Start Supplied records

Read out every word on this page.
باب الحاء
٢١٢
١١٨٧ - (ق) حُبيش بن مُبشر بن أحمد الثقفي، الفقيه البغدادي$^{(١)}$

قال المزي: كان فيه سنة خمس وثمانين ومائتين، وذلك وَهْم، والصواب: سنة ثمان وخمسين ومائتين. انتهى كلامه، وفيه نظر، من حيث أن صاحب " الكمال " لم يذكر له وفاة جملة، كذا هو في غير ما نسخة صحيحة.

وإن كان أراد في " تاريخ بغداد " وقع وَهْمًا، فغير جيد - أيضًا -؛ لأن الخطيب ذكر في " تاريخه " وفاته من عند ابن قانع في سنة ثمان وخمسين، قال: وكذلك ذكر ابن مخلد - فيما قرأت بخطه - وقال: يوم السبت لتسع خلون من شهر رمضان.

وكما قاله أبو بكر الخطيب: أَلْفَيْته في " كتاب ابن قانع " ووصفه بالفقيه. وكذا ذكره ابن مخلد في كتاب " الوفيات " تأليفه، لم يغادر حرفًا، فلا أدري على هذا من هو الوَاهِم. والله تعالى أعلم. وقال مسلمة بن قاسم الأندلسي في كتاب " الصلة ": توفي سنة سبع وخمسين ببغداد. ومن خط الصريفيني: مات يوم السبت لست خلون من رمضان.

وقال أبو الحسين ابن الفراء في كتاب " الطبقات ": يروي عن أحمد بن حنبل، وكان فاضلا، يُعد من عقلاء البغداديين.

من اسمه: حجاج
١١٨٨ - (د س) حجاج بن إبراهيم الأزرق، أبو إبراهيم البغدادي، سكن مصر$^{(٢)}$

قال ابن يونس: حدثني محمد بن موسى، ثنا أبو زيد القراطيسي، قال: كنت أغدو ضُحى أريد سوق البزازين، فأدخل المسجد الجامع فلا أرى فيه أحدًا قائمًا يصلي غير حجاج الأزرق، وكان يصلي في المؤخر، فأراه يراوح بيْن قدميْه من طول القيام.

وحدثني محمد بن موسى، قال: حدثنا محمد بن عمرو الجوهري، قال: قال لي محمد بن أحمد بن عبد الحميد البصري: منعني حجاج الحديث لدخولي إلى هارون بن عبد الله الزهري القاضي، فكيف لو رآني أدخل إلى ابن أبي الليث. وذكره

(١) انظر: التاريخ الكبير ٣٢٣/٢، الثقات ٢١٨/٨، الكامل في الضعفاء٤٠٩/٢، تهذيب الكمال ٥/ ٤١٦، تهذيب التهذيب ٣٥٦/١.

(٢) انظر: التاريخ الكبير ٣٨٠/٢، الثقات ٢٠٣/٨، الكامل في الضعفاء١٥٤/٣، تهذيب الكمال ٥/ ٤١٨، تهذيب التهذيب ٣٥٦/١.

End Supplied records

§ **The request**
Repeat the data exactly. Leave nothing out.

§ **Exercise output**
Read out every word on this page.
باب الحاء
٢١٢
١١٨٧ - (ق) حُبيش بن مُبشر بن أحمد الثقفي، الفقيه البغدادي$^{(١)}$

قال المزي: كان فيه سنة خمس وثمانين ومائتين، وذلك وَهْم، والصواب: سنة ثمان وخمسين ومائتين. انتهى كلامه، وفيه نظر، من حيث أن صاحب " الكمال " لم يذكر له وفاة جملة، كذا هو في غير ما نسخة صحيحة.

وإن كان أراد في " تاريخ بغداد " وقع وَهْمًا، فغير جيد - أيضًا -؛ لأن الخطيب ذكر في " تاريخه " وفاته من عند ابن قانع في سنة ثمان وخمسين، قال: وكذلك ذكر ابن مخلد - فيما قرأت بخطه - وقال: يوم السبت لتسع خلون من شهر رمضان.

وكما قاله أبو بكر الخطيب: أَلْفَيْته في " كتاب ابن قانع " ووصفه بالفقيه. وكذا ذكره ابن مخلد في كتاب " الوفيات " تأليفه، لم يغادر حرفًا، فلا أدري على هذا من هو الوَاهِم. والله تعالى أعلم. وقال مسلمة بن قاسم الأندلسي في كتاب " الصلة ": توفي سنة سبع وخمسين ببغداد. ومن خط الصريفيني: مات يوم السبت لست خلون من رمضان.

وقال أبو الحسين ابن الفراء في كتاب " الطبقات ": يروي عن أحمد بن حنبل، وكان فاضلا، يُعد من عقلاء البغداديين.

من اسمه: حجاج
١١٨٨ - (د س) حجاج بن إبراهيم الأزرق، أبو إبراهيم البغدادي، سكن مصر$^{(٢)}$

قال ابن يونس: حدثني محمد بن موسى، ثنا أبو زيد القراطيسي، قال: كنت أغدو ضُحى أريد سوق البزازين، فأدخل المسجد الجامع فلا أرى فيه أحدًا قائمًا يصلي غير حجاج الأزرق، وكان يصلي في المؤخر، فأراه يراوح بيْن قدميْه من طول القيام.

وحدثني محمد بن موسى، قال: حدثنا محمد بن عمرو الجوهري، قال: قال لي محمد بن أحمد بن عبد الحميد البصري: منعني حجاج الحديث لدخولي إلى هارون بن عبد الله الزهري القاضي، فكيف لو رآني أدخل إلى ابن أبي الليث. وذكره

(١) انظر: التاريخ الكبير ٣٢٣/٢، الثقات ٢١٨/٨، الكامل في الضعفاء٤٠٩/٢، تهذيب الكمال ٥/ ٤١٦، تهذيب التهذيب ٣٥٦/١.

(٢) انظر: التاريخ الكبير ٣٨٠/٢، الثقات ٢٠٣/٨، الكامل في الضعفاء١٥٤/٣، تهذيب الكمال ٥/ ٤١٨، تهذيب التهذيب ٣٥٦/١.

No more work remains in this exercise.